=== TAREA 1 ===
Según la reseña sobre La vida de Rebecca Jones, ¿dónde transcurre la vida de la mujer que recrea Angharad Price?
=== TAREA 2 ===
Continúa la reseña sobre La vida de Rebecca Jones a partir de su última frase.

====== TEXTO DE ORIGEN ======

'La vida de Rebecca Jones', de Angharad Price

La vida de Rebecca Jones

Angharad Price

Traducción de Julia Osuna Aguilar
Rata Books
Barcelona, 2018
188 páginas
 
Por Ricardo Martínez Llorca / @rimllorca

El mito del buen salvaje está siendo sustituido por algo más acomodado, por una especie de llamada al orden en la que no se vulnere tanto nuestra civilización, por el reencuentro con otra parte de los lugares donde hemos vivido, y todavía podemos vivir, sin alterar tanto el ecosistema: por el regreso y la reivindicación del mundo rural. No se trata, ya, de defender la vida al margen, o al margen total, sino dentro del espacio común, pero con cierta comunión con la naturaleza. En lugar de pretender encontrar edenes y convertirnos en Adán y Eva, aprovechando las bondades de los bosques y los valles, y de las islas paradisíacas, nos remitimos a las granjas, a las pequeñas comunidades, a los clanes, más que a las tribus, cuando todos hemos necesitado de un clan o una tribu para aprender, para conocer la amistad y, por qué no, los rencores. En el caso de esta obra, Angharad Price recrea la vida de una mujer en un valle de Gales. Se trata de un lugar que da pie a estampas idílicas, a cuadros de Constable, a imágenes de paz y de vida sin artificios. Allí los roles están bien cimentados y para ser algo feliz, pues no alcanzará la felicidad plena en ningún momento, o al menos no se apunta a ello, basta con la aceptación: la mujer es ama de casa y el pilar de la familia.

====== DATOS PROPORCIONADOS ======

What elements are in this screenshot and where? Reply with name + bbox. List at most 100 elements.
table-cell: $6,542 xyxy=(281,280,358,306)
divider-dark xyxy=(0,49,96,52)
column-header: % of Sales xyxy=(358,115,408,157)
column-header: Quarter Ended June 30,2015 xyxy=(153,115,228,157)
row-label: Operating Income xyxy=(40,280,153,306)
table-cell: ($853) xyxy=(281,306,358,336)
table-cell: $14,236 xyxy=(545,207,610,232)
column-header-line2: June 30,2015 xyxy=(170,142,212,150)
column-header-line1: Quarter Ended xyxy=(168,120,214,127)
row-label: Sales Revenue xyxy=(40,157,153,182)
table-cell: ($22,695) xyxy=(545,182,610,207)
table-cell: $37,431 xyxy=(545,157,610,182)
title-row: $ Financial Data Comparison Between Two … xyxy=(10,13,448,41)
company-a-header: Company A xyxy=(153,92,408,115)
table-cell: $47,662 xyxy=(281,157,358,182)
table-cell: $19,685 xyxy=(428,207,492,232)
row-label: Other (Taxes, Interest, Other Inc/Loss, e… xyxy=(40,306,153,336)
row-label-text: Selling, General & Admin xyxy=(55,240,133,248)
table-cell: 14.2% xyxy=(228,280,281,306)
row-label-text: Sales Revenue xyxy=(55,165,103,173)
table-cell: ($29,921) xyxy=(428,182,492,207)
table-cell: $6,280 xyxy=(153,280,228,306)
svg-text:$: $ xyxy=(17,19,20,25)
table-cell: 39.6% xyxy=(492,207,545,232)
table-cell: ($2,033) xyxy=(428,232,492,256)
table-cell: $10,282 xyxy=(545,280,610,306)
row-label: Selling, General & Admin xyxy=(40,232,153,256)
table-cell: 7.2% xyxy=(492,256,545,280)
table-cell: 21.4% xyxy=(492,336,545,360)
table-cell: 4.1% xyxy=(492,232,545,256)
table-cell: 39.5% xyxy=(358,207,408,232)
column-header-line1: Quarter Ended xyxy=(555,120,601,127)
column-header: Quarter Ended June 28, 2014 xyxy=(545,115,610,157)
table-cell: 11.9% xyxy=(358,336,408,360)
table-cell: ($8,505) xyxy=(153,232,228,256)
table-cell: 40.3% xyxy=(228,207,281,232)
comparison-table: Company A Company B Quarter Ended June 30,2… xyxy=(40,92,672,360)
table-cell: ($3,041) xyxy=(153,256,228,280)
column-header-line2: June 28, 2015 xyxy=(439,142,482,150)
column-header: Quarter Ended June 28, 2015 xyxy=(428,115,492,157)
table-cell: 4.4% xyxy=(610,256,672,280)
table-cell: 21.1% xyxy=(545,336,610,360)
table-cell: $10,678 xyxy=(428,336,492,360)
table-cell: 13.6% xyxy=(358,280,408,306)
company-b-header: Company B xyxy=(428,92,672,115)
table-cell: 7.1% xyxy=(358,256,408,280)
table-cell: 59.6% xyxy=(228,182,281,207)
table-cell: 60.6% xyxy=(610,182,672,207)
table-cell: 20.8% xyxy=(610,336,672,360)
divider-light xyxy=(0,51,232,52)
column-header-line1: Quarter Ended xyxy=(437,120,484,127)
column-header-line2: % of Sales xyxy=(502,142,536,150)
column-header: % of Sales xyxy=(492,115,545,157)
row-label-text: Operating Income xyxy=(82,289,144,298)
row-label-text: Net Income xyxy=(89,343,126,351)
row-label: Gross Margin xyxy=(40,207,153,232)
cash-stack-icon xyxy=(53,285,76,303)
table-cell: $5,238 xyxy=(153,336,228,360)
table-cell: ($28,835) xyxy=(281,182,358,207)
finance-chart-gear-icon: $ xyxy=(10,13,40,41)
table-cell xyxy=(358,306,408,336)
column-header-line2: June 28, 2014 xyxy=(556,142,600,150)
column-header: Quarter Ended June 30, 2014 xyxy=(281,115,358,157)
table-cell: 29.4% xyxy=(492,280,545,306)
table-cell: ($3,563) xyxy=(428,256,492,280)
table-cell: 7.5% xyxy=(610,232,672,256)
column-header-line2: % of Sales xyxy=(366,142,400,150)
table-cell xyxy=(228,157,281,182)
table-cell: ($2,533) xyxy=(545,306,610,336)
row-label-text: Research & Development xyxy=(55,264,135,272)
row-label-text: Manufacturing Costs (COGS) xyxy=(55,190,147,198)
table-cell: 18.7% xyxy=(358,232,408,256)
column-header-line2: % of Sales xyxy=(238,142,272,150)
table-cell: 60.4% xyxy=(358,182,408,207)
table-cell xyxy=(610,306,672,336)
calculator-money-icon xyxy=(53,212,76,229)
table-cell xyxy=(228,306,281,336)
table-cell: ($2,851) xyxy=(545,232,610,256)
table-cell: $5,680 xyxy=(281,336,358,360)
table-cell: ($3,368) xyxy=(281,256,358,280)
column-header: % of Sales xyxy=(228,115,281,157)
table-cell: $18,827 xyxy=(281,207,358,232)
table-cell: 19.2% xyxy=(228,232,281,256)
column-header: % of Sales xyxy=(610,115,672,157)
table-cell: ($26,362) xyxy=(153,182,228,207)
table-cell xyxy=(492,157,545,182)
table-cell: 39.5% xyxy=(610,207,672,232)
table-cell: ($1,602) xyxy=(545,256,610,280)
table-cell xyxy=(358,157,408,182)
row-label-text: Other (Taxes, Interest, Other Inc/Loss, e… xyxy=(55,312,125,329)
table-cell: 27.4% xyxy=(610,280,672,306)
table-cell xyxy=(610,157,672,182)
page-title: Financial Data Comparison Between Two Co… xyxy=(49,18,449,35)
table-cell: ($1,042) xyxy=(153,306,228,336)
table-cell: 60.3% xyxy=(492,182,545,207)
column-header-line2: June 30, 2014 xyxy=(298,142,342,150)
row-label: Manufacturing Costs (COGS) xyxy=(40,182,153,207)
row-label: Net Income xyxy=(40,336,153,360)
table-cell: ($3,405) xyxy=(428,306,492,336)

======

=== RESPUESTA 1 ===
En un valle de Gales.

=== RESPUESTA 2 ===
La familia y la religión, y en consecuencia las tradiciones, aparecen como esquema básico. Pero no son maldiciones, aunque hacia el final las costumbres la llevarán a ir quedándose sola. Pero la obra, escrita desde la supuesta memoria de alguien que vivió casi todo el siglo XX al otro lado de la montaña, no toma partido. El lenguaje es escueto y si pensamos que en otras manos podría haber sido una larga saga familiar, nos figuraremos que esto es la sinopsis de esa posible obra. Sin embargo, es una novela cerrada. Basta con ese tema presente todo el rato, en el que se reivindica que lo rural no es un parque temático, no es un mero refugio al que acuden los urbanitas para descansar. En lo rural se contiene mucha vida y las secuencias de mucha vida. El caso de los hermanos de la protagonista es paradigmático. Que algunos fallezcan al poco de nacer y que otros sean ciegos, condiciona sus días hasta el punto de saber que, por muy lejos que se vayan a vivir, si ella se mueve perderán un referente, un punto de anclaje.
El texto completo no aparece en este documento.